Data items
__________________________________________________

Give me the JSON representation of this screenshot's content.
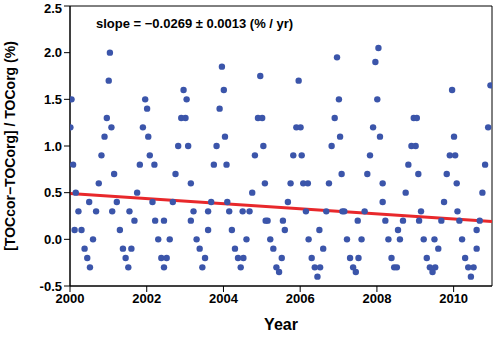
{
  "chart_data": {
    "type": "scatter",
    "xlabel": "Year",
    "ylabel": "[TOCcor−TOCorg] / TOCorg (%)",
    "annotation": "slope = −0.0269 ± 0.0013 (% / yr)",
    "xlim": [
      2000,
      2011
    ],
    "xticks": [
      2000,
      2002,
      2004,
      2006,
      2008,
      2010
    ],
    "ylim": [
      -0.5,
      2.5
    ],
    "yticks": [
      -0.5,
      {
        "value": 0,
        "label": "0.0"
      },
      0.5,
      {
        "value": 1,
        "label": "1.0"
      },
      1.5,
      {
        "value": 2,
        "label": "2.0"
      },
      2.5
    ],
    "grid": false,
    "series": [
      {
        "type": "scatter",
        "color": "#3b55aa",
        "marker": "circle",
        "x": [
          2000.01,
          2000.04,
          2000.08,
          2000.15,
          2000.22,
          2000.3,
          2000.38,
          2000.45,
          2000.52,
          2000.6,
          2000.68,
          2000.75,
          2000.82,
          2000.9,
          2000.96,
          2000.12,
          2000.5,
          2001.01,
          2001.04,
          2001.08,
          2001.15,
          2001.22,
          2001.3,
          2001.38,
          2001.45,
          2001.52,
          2001.6,
          2001.68,
          2001.75,
          2001.82,
          2001.9,
          2001.96,
          2001.1,
          2001.55,
          2002.01,
          2002.04,
          2002.08,
          2002.15,
          2002.22,
          2002.3,
          2002.38,
          2002.45,
          2002.52,
          2002.6,
          2002.68,
          2002.75,
          2002.82,
          2002.9,
          2002.96,
          2002.2,
          2002.45,
          2003.01,
          2003.04,
          2003.08,
          2003.15,
          2003.22,
          2003.3,
          2003.38,
          2003.45,
          2003.52,
          2003.6,
          2003.68,
          2003.75,
          2003.82,
          2003.9,
          2003.96,
          2003.15,
          2003.6,
          2004.01,
          2004.04,
          2004.08,
          2004.15,
          2004.22,
          2004.3,
          2004.38,
          2004.45,
          2004.52,
          2004.6,
          2004.68,
          2004.75,
          2004.82,
          2004.9,
          2004.96,
          2004.1,
          2004.5,
          2005.01,
          2005.04,
          2005.08,
          2005.15,
          2005.22,
          2005.3,
          2005.38,
          2005.45,
          2005.52,
          2005.6,
          2005.68,
          2005.75,
          2005.82,
          2005.9,
          2005.96,
          2005.1,
          2005.55,
          2006.01,
          2006.04,
          2006.08,
          2006.15,
          2006.22,
          2006.3,
          2006.38,
          2006.45,
          2006.52,
          2006.6,
          2006.68,
          2006.75,
          2006.82,
          2006.9,
          2006.96,
          2006.2,
          2006.5,
          2007.01,
          2007.04,
          2007.08,
          2007.15,
          2007.22,
          2007.3,
          2007.38,
          2007.45,
          2007.52,
          2007.6,
          2007.68,
          2007.75,
          2007.82,
          2007.9,
          2007.96,
          2007.1,
          2007.5,
          2008.01,
          2008.04,
          2008.08,
          2008.15,
          2008.22,
          2008.3,
          2008.38,
          2008.45,
          2008.52,
          2008.6,
          2008.68,
          2008.75,
          2008.82,
          2008.9,
          2008.96,
          2008.15,
          2008.55,
          2009.01,
          2009.04,
          2009.08,
          2009.15,
          2009.22,
          2009.3,
          2009.38,
          2009.45,
          2009.52,
          2009.6,
          2009.68,
          2009.75,
          2009.82,
          2009.9,
          2009.96,
          2009.1,
          2009.5,
          2010.01,
          2010.04,
          2010.08,
          2010.15,
          2010.22,
          2010.3,
          2010.38,
          2010.45,
          2010.52,
          2010.6,
          2010.68,
          2010.75,
          2010.82,
          2010.9,
          2010.96,
          2010.1,
          2010.6
        ],
        "values": [
          1.2,
          1.5,
          0.8,
          0.5,
          0.3,
          0.1,
          -0.1,
          -0.2,
          -0.3,
          0.0,
          0.3,
          0.6,
          0.9,
          1.1,
          1.3,
          0.1,
          0.4,
          1.7,
          2.0,
          1.2,
          0.7,
          0.4,
          0.1,
          -0.1,
          -0.2,
          -0.3,
          -0.1,
          0.2,
          0.5,
          0.8,
          1.2,
          1.5,
          0.3,
          0.3,
          1.4,
          1.1,
          0.9,
          0.4,
          0.2,
          0.0,
          -0.2,
          -0.3,
          -0.2,
          0.0,
          0.4,
          0.7,
          1.0,
          1.3,
          1.6,
          0.8,
          0.2,
          1.3,
          1.5,
          1.0,
          0.6,
          0.3,
          0.0,
          -0.1,
          -0.3,
          -0.2,
          0.1,
          0.4,
          0.8,
          1.0,
          1.4,
          1.85,
          0.2,
          0.3,
          1.6,
          1.1,
          0.8,
          0.3,
          0.1,
          -0.1,
          -0.2,
          -0.3,
          -0.2,
          0.0,
          0.3,
          0.5,
          0.9,
          1.3,
          1.75,
          0.4,
          0.3,
          1.3,
          1.0,
          0.6,
          0.2,
          0.0,
          -0.1,
          -0.3,
          -0.35,
          -0.2,
          0.1,
          0.4,
          0.6,
          0.9,
          1.2,
          1.7,
          0.2,
          0.2,
          1.2,
          0.9,
          0.6,
          0.3,
          0.0,
          -0.2,
          -0.3,
          -0.4,
          -0.3,
          -0.1,
          0.3,
          0.6,
          1.0,
          1.3,
          1.95,
          0.6,
          0.1,
          1.5,
          1.1,
          0.7,
          0.3,
          0.0,
          -0.2,
          -0.3,
          -0.35,
          -0.2,
          0.0,
          0.3,
          0.7,
          0.9,
          1.2,
          1.9,
          0.3,
          0.2,
          1.5,
          2.05,
          1.1,
          0.6,
          0.2,
          0.0,
          -0.2,
          -0.3,
          -0.3,
          0.0,
          0.2,
          0.5,
          0.8,
          1.0,
          1.3,
          0.4,
          0.1,
          1.0,
          1.3,
          0.7,
          0.3,
          0.0,
          -0.2,
          -0.3,
          -0.35,
          -0.3,
          -0.1,
          0.2,
          0.4,
          0.7,
          0.9,
          1.6,
          0.2,
          0.0,
          1.1,
          0.9,
          0.6,
          0.2,
          0.0,
          -0.2,
          -0.3,
          -0.4,
          -0.3,
          -0.1,
          0.2,
          0.5,
          0.8,
          1.2,
          1.65,
          0.3,
          0.1
        ]
      },
      {
        "type": "line",
        "color": "#e8282b",
        "line_style": "solid",
        "x": [
          2000,
          2011
        ],
        "values": [
          0.49,
          0.19
        ]
      }
    ]
  }
}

__________________________________________________

§ **Description of the task**
Skip the pictures and print each record exactly as it stands.

§ **Completed task**
Give me the JSON representation of this screenshot's content.
{
  "chart_data": {
    "type": "scatter",
    "xlabel": "Year",
    "ylabel": "[TOCcor−TOCorg] / TOCorg (%)",
    "annotation": "slope = −0.0269 ± 0.0013 (% / yr)",
    "xlim": [
      2000,
      2011
    ],
    "xticks": [
      2000,
      2002,
      2004,
      2006,
      2008,
      2010
    ],
    "ylim": [
      -0.5,
      2.5
    ],
    "yticks": [
      -0.5,
      {
        "value": 0,
        "label": "0.0"
      },
      0.5,
      {
        "value": 1,
        "label": "1.0"
      },
      1.5,
      {
        "value": 2,
        "label": "2.0"
      },
      2.5
    ],
    "grid": false,
    "series": [
      {
        "type": "scatter",
        "color": "#3b55aa",
        "marker": "circle",
        "x": [
          2000.01,
          2000.04,
          2000.08,
          2000.15,
          2000.22,
          2000.3,
          2000.38,
          2000.45,
          2000.52,
          2000.6,
          2000.68,
          2000.75,
          2000.82,
          2000.9,
          2000.96,
          2000.12,
          2000.5,
          2001.01,
          2001.04,
          2001.08,
          2001.15,
          2001.22,
          2001.3,
          2001.38,
          2001.45,
          2001.52,
          2001.6,
          2001.68,
          2001.75,
          2001.82,
          2001.9,
          2001.96,
          2001.1,
          2001.55,
          2002.01,
          2002.04,
          2002.08,
          2002.15,
          2002.22,
          2002.3,
          2002.38,
          2002.45,
          2002.52,
          2002.6,
          2002.68,
          2002.75,
          2002.82,
          2002.9,
          2002.96,
          2002.2,
          2002.45,
          2003.01,
          2003.04,
          2003.08,
          2003.15,
          2003.22,
          2003.3,
          2003.38,
          2003.45,
          2003.52,
          2003.6,
          2003.68,
          2003.75,
          2003.82,
          2003.9,
          2003.96,
          2003.15,
          2003.6,
          2004.01,
          2004.04,
          2004.08,
          2004.15,
          2004.22,
          2004.3,
          2004.38,
          2004.45,
          2004.52,
          2004.6,
          2004.68,
          2004.75,
          2004.82,
          2004.9,
          2004.96,
          2004.1,
          2004.5,
          2005.01,
          2005.04,
          2005.08,
          2005.15,
          2005.22,
          2005.3,
          2005.38,
          2005.45,
          2005.52,
          2005.6,
          2005.68,
          2005.75,
          2005.82,
          2005.9,
          2005.96,
          2005.1,
          2005.55,
          2006.01,
          2006.04,
          2006.08,
          2006.15,
          2006.22,
          2006.3,
          2006.38,
          2006.45,
          2006.52,
          2006.6,
          2006.68,
          2006.75,
          2006.82,
          2006.9,
          2006.96,
          2006.2,
          2006.5,
          2007.01,
          2007.04,
          2007.08,
          2007.15,
          2007.22,
          2007.3,
          2007.38,
          2007.45,
          2007.52,
          2007.6,
          2007.68,
          2007.75,
          2007.82,
          2007.9,
          2007.96,
          2007.1,
          2007.5,
          2008.01,
          2008.04,
          2008.08,
          2008.15,
          2008.22,
          2008.3,
          2008.38,
          2008.45,
          2008.52,
          2008.6,
          2008.68,
          2008.75,
          2008.82,
          2008.9,
          2008.96,
          2008.15,
          2008.55,
          2009.01,
          2009.04,
          2009.08,
          2009.15,
          2009.22,
          2009.3,
          2009.38,
          2009.45,
          2009.52,
          2009.6,
          2009.68,
          2009.75,
          2009.82,
          2009.9,
          2009.96,
          2009.1,
          2009.5,
          2010.01,
          2010.04,
          2010.08,
          2010.15,
          2010.22,
          2010.3,
          2010.38,
          2010.45,
          2010.52,
          2010.6,
          2010.68,
          2010.75,
          2010.82,
          2010.9,
          2010.96,
          2010.1,
          2010.6
        ],
        "values": [
          1.2,
          1.5,
          0.8,
          0.5,
          0.3,
          0.1,
          -0.1,
          -0.2,
          -0.3,
          0.0,
          0.3,
          0.6,
          0.9,
          1.1,
          1.3,
          0.1,
          0.4,
          1.7,
          2.0,
          1.2,
          0.7,
          0.4,
          0.1,
          -0.1,
          -0.2,
          -0.3,
          -0.1,
          0.2,
          0.5,
          0.8,
          1.2,
          1.5,
          0.3,
          0.3,
          1.4,
          1.1,
          0.9,
          0.4,
          0.2,
          0.0,
          -0.2,
          -0.3,
          -0.2,
          0.0,
          0.4,
          0.7,
          1.0,
          1.3,
          1.6,
          0.8,
          0.2,
          1.3,
          1.5,
          1.0,
          0.6,
          0.3,
          0.0,
          -0.1,
          -0.3,
          -0.2,
          0.1,
          0.4,
          0.8,
          1.0,
          1.4,
          1.85,
          0.2,
          0.3,
          1.6,
          1.1,
          0.8,
          0.3,
          0.1,
          -0.1,
          -0.2,
          -0.3,
          -0.2,
          0.0,
          0.3,
          0.5,
          0.9,
          1.3,
          1.75,
          0.4,
          0.3,
          1.3,
          1.0,
          0.6,
          0.2,
          0.0,
          -0.1,
          -0.3,
          -0.35,
          -0.2,
          0.1,
          0.4,
          0.6,
          0.9,
          1.2,
          1.7,
          0.2,
          0.2,
          1.2,
          0.9,
          0.6,
          0.3,
          0.0,
          -0.2,
          -0.3,
          -0.4,
          -0.3,
          -0.1,
          0.3,
          0.6,
          1.0,
          1.3,
          1.95,
          0.6,
          0.1,
          1.5,
          1.1,
          0.7,
          0.3,
          0.0,
          -0.2,
          -0.3,
          -0.35,
          -0.2,
          0.0,
          0.3,
          0.7,
          0.9,
          1.2,
          1.9,
          0.3,
          0.2,
          1.5,
          2.05,
          1.1,
          0.6,
          0.2,
          0.0,
          -0.2,
          -0.3,
          -0.3,
          0.0,
          0.2,
          0.5,
          0.8,
          1.0,
          1.3,
          0.4,
          0.1,
          1.0,
          1.3,
          0.7,
          0.3,
          0.0,
          -0.2,
          -0.3,
          -0.35,
          -0.3,
          -0.1,
          0.2,
          0.4,
          0.7,
          0.9,
          1.6,
          0.2,
          0.0,
          1.1,
          0.9,
          0.6,
          0.2,
          0.0,
          -0.2,
          -0.3,
          -0.4,
          -0.3,
          -0.1,
          0.2,
          0.5,
          0.8,
          1.2,
          1.65,
          0.3,
          0.1
        ]
      },
      {
        "type": "line",
        "color": "#e8282b",
        "line_style": "solid",
        "x": [
          2000,
          2011
        ],
        "values": [
          0.49,
          0.19
        ]
      }
    ]
  }
}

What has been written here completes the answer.